▶ **PROBLEM**:
In the entries that follow, find the word "xlabel" and report each line it is on.

▶ **INFORMATION SUPPLIED**:
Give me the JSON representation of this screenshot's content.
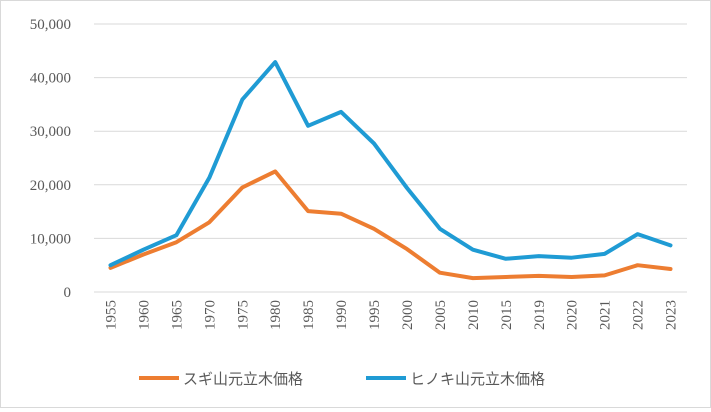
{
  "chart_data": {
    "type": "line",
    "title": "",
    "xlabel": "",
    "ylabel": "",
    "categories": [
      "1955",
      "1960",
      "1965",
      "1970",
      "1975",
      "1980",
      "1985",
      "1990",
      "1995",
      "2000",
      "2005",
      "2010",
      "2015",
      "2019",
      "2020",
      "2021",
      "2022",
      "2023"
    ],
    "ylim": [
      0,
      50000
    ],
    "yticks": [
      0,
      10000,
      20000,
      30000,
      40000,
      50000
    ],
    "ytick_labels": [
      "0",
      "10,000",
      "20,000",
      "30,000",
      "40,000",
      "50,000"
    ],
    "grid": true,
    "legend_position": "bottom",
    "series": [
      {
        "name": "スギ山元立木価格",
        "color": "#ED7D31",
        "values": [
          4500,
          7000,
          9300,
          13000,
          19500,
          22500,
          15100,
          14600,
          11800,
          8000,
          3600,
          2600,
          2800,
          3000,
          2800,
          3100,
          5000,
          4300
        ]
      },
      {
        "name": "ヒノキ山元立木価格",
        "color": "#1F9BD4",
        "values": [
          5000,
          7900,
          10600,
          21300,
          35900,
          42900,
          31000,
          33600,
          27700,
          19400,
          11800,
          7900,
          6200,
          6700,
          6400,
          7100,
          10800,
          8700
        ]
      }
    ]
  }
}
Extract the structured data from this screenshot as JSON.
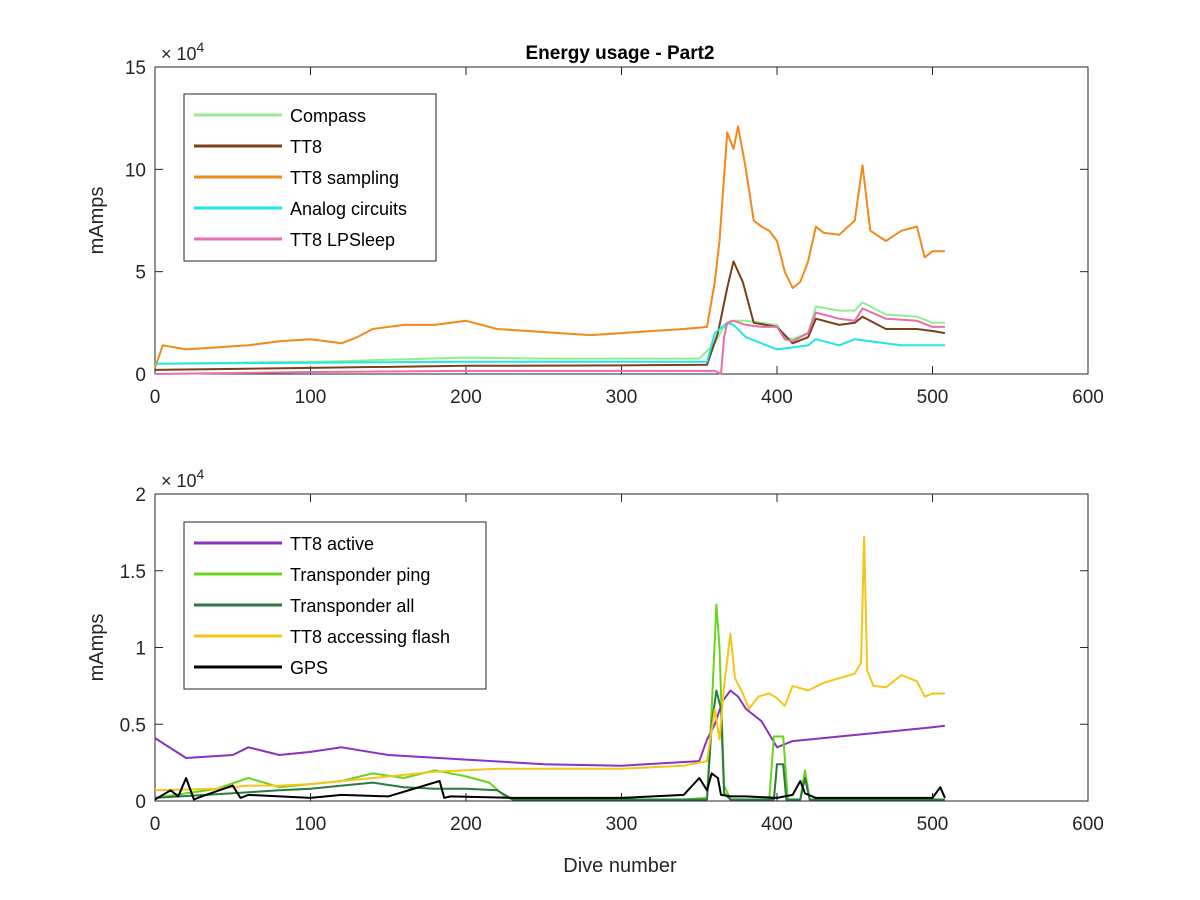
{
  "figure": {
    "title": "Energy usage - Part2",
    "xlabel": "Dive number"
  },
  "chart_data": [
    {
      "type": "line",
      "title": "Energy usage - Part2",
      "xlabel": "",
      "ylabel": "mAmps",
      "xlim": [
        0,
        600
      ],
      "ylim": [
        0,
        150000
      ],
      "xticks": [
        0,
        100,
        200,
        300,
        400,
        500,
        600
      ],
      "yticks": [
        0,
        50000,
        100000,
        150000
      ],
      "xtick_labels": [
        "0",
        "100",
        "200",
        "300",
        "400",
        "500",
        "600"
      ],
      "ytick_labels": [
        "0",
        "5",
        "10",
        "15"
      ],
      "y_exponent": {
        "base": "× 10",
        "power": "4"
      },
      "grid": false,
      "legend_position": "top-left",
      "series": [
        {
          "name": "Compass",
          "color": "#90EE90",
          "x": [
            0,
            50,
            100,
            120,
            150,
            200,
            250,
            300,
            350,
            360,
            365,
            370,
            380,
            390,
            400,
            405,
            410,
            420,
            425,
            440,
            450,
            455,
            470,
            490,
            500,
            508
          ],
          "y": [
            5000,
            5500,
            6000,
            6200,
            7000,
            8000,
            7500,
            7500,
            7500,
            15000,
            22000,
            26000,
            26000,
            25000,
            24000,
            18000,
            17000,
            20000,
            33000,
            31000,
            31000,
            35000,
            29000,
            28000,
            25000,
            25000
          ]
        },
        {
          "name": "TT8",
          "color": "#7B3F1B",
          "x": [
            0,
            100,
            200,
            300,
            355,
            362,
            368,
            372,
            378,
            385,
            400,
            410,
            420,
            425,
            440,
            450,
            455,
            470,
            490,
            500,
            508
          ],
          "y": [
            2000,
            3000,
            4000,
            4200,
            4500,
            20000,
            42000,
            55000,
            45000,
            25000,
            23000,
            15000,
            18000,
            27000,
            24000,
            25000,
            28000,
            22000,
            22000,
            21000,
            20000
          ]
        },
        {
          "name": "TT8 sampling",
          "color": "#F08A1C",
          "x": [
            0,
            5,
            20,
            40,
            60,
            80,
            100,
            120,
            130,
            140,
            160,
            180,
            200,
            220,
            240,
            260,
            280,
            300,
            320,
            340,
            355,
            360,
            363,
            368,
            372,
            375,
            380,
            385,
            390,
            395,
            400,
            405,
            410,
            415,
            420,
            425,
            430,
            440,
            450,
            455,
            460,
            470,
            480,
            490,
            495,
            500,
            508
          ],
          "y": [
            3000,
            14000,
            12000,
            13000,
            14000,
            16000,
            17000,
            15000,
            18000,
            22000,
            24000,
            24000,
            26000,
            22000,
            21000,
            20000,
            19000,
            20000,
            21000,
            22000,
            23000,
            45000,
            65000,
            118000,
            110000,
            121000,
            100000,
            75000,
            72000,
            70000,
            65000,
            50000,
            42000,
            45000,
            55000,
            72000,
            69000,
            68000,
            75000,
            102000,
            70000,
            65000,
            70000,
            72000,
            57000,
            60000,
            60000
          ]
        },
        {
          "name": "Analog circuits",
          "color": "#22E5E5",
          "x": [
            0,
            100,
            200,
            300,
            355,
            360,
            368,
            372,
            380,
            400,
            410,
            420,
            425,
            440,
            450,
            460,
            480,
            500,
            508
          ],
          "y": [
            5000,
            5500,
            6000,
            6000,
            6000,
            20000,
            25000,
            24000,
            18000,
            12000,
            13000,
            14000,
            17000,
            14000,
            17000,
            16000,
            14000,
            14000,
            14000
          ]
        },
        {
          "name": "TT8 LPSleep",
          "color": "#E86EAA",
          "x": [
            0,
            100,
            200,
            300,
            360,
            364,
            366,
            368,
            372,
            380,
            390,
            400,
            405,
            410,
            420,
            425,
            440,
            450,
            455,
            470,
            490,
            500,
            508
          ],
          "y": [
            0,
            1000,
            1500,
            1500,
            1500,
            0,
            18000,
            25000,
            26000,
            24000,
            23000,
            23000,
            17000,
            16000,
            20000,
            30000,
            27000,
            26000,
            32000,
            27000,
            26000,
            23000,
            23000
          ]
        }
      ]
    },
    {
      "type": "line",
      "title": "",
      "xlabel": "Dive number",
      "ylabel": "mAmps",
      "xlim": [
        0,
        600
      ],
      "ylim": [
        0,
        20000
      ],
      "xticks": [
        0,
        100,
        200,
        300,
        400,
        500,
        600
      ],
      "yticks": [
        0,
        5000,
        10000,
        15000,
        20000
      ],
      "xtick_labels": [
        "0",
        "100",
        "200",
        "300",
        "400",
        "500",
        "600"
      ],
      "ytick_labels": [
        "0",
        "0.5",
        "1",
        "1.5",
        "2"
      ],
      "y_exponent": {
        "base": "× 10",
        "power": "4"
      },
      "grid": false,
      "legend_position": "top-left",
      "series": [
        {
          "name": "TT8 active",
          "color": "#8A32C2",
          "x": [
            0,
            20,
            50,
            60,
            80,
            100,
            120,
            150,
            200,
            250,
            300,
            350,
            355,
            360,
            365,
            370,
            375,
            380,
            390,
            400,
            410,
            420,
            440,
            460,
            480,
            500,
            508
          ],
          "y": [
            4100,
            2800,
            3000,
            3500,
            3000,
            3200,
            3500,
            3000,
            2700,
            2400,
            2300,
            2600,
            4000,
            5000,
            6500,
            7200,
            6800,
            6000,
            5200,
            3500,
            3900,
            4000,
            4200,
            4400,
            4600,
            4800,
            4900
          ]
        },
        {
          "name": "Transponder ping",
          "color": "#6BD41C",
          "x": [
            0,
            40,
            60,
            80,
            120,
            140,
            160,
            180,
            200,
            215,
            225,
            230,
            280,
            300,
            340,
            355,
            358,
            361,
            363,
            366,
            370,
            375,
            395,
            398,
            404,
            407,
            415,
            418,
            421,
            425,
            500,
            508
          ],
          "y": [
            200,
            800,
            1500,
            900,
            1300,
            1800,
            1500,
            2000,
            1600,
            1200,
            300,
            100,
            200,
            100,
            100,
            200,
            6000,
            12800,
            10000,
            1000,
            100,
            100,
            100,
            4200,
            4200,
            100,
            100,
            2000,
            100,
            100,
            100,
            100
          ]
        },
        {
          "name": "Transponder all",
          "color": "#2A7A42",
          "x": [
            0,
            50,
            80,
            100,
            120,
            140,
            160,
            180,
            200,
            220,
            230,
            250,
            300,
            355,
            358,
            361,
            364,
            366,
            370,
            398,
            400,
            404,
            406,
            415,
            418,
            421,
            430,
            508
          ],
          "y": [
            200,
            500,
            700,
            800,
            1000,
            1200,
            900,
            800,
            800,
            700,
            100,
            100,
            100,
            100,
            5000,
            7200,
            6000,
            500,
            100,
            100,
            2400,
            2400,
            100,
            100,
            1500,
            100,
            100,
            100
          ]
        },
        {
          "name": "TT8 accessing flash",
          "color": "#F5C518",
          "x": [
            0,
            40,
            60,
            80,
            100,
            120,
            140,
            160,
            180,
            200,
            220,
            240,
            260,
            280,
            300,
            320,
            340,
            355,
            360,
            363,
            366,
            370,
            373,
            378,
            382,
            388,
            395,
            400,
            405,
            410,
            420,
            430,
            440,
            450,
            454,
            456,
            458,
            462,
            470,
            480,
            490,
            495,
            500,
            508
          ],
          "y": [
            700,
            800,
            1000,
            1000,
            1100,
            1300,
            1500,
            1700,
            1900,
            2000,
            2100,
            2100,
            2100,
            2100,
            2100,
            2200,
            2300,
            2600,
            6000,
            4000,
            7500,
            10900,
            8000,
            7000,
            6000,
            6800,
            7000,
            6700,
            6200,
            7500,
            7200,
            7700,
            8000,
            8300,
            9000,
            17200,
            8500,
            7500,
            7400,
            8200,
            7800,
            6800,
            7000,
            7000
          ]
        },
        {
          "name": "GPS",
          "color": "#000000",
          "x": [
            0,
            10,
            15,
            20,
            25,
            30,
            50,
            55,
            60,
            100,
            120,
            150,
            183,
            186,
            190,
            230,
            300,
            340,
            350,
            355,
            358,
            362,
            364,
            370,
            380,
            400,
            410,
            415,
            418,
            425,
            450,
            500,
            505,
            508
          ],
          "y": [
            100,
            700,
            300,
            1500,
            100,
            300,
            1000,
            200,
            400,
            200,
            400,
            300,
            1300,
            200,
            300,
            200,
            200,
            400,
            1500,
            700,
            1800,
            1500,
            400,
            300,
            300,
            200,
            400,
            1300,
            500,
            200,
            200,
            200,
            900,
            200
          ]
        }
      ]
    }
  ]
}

---

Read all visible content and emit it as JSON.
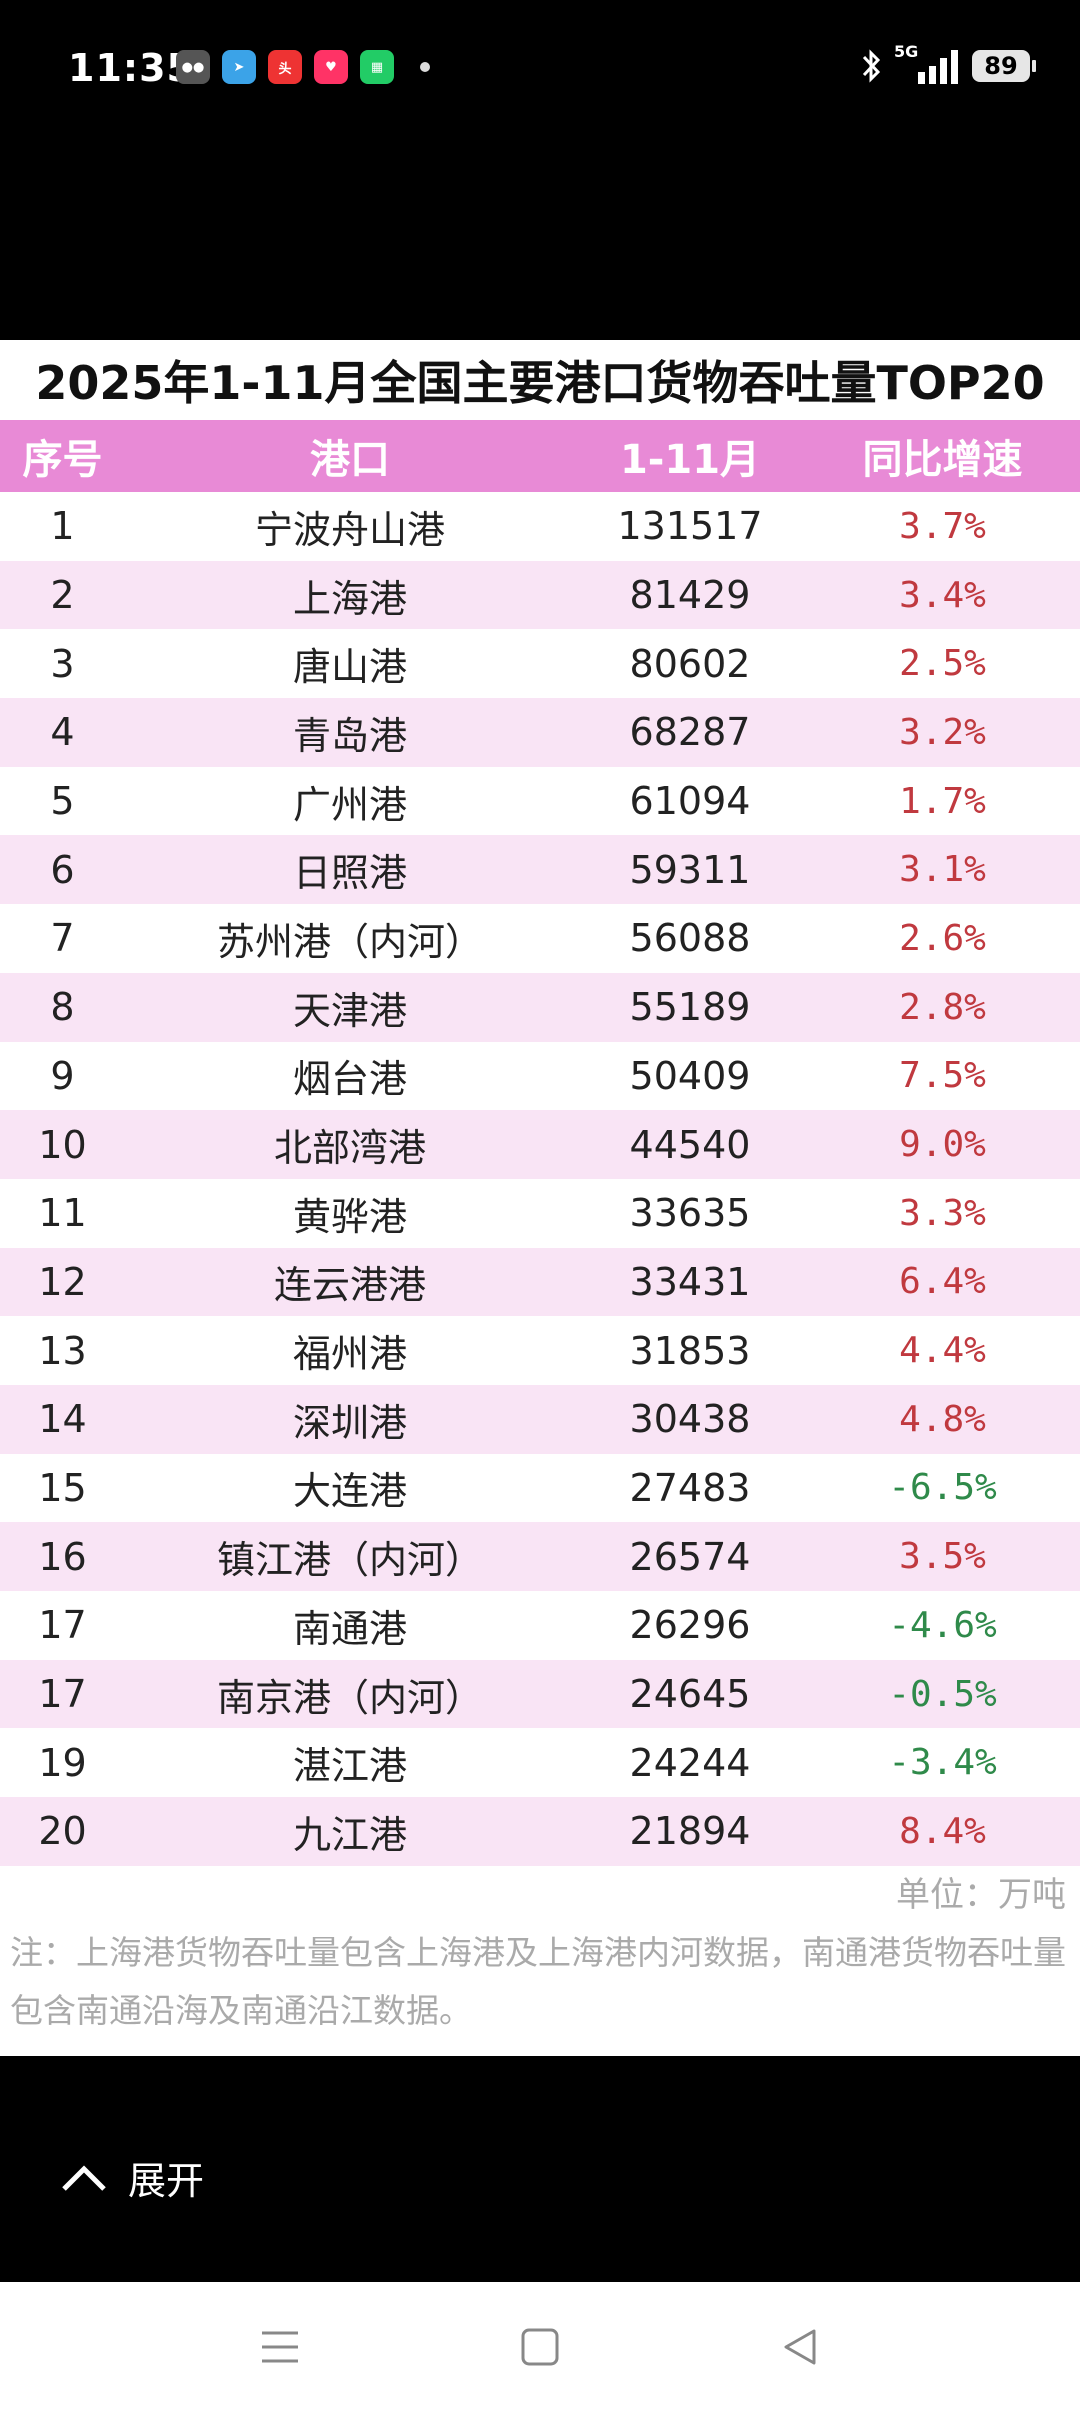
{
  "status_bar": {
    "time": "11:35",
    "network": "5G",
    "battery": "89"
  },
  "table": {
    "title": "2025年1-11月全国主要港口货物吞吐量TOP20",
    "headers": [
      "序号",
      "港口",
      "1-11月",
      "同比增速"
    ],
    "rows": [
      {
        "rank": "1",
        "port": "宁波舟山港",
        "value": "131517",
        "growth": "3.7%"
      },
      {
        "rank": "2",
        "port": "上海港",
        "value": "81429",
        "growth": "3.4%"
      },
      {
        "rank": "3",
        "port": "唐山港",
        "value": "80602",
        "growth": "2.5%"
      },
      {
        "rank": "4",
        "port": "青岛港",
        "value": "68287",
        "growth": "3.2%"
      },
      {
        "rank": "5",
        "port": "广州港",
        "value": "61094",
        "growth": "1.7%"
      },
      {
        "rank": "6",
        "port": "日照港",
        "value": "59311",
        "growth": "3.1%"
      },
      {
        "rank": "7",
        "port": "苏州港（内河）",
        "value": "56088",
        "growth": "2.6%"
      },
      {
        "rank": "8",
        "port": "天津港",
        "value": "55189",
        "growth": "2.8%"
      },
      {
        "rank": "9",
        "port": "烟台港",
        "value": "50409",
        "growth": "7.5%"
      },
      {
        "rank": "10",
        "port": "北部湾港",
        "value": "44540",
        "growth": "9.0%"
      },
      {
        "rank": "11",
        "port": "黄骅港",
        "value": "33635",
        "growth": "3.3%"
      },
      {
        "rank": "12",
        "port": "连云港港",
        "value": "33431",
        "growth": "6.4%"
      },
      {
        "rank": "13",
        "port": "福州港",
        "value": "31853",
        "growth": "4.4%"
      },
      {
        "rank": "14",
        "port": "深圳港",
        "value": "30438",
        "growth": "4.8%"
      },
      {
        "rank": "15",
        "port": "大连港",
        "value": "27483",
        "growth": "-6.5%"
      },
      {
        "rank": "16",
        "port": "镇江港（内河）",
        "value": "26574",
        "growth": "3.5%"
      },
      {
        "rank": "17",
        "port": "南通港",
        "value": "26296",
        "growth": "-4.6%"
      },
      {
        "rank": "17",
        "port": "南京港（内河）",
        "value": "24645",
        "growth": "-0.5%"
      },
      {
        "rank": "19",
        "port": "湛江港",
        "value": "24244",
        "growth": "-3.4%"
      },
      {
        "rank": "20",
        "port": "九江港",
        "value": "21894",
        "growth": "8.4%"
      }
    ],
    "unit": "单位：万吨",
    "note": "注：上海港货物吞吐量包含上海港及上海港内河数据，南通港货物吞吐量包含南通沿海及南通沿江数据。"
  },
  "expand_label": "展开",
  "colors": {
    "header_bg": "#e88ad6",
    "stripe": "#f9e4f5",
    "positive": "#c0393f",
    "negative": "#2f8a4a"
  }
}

▶ **EXERCISE RESPONSE**:
    "xlabel": "",
    "xlabel": "Dive number"
      "xlabel": "",
      "xlabel": "Dive number",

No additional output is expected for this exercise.